------ GIVEN DATA ------

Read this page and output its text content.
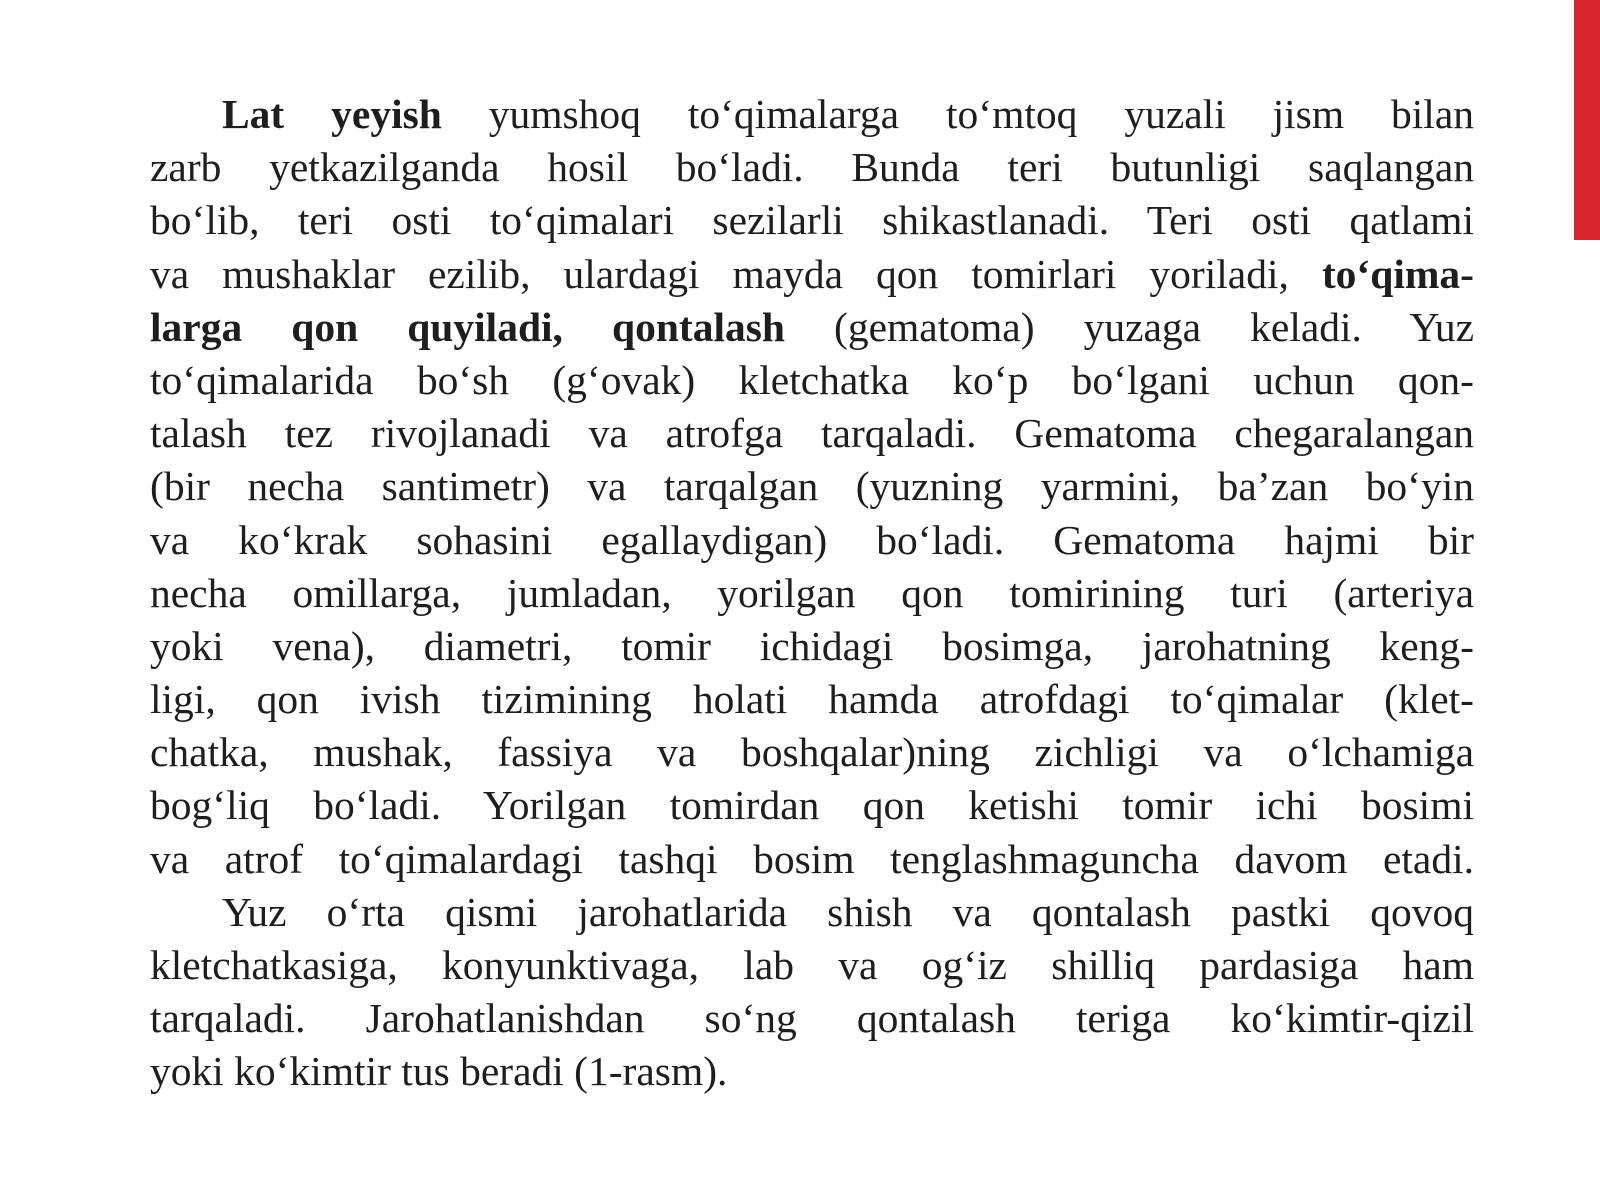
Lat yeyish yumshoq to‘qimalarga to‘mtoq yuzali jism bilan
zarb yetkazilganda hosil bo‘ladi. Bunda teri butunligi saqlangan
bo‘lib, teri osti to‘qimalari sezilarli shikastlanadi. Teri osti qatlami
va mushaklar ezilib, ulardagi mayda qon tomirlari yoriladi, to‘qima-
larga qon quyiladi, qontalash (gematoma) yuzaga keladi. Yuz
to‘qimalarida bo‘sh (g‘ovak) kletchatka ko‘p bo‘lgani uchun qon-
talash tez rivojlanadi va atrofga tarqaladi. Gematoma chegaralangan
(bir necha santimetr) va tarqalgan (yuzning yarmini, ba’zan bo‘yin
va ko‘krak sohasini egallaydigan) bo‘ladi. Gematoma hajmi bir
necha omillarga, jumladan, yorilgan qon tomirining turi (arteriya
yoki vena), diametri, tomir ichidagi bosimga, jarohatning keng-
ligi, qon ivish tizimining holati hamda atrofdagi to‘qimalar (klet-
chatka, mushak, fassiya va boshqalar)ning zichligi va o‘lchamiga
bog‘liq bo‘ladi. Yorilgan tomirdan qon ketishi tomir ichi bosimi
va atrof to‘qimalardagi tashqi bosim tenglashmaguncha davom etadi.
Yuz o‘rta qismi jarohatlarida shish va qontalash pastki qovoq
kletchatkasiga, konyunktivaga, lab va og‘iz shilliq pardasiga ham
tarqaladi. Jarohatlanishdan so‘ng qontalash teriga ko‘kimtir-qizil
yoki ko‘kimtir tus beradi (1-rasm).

------

■ **EXERCISE REQUIREMENTS**: Quote each entry above verbatim and drop the pictures.

■ **THE RESULT**:
Read this page and output its text content.
Lat yeyish yumshoq to‘qimalarga to‘mtoq yuzali jism bilan
zarb yetkazilganda hosil bo‘ladi. Bunda teri butunligi saqlangan
bo‘lib, teri osti to‘qimalari sezilarli shikastlanadi. Teri osti qatlami
va mushaklar ezilib, ulardagi mayda qon tomirlari yoriladi, to‘qima-
larga qon quyiladi, qontalash (gematoma) yuzaga keladi. Yuz
to‘qimalarida bo‘sh (g‘ovak) kletchatka ko‘p bo‘lgani uchun qon-
talash tez rivojlanadi va atrofga tarqaladi. Gematoma chegaralangan
(bir necha santimetr) va tarqalgan (yuzning yarmini, ba’zan bo‘yin
va ko‘krak sohasini egallaydigan) bo‘ladi. Gematoma hajmi bir
necha omillarga, jumladan, yorilgan qon tomirining turi (arteriya
yoki vena), diametri, tomir ichidagi bosimga, jarohatning keng-
ligi, qon ivish tizimining holati hamda atrofdagi to‘qimalar (klet-
chatka, mushak, fassiya va boshqalar)ning zichligi va o‘lchamiga
bog‘liq bo‘ladi. Yorilgan tomirdan qon ketishi tomir ichi bosimi
va atrof to‘qimalardagi tashqi bosim tenglashmaguncha davom etadi.
Yuz o‘rta qismi jarohatlarida shish va qontalash pastki qovoq
kletchatkasiga, konyunktivaga, lab va og‘iz shilliq pardasiga ham
tarqaladi. Jarohatlanishdan so‘ng qontalash teriga ko‘kimtir-qizil
yoki ko‘kimtir tus beradi (1-rasm).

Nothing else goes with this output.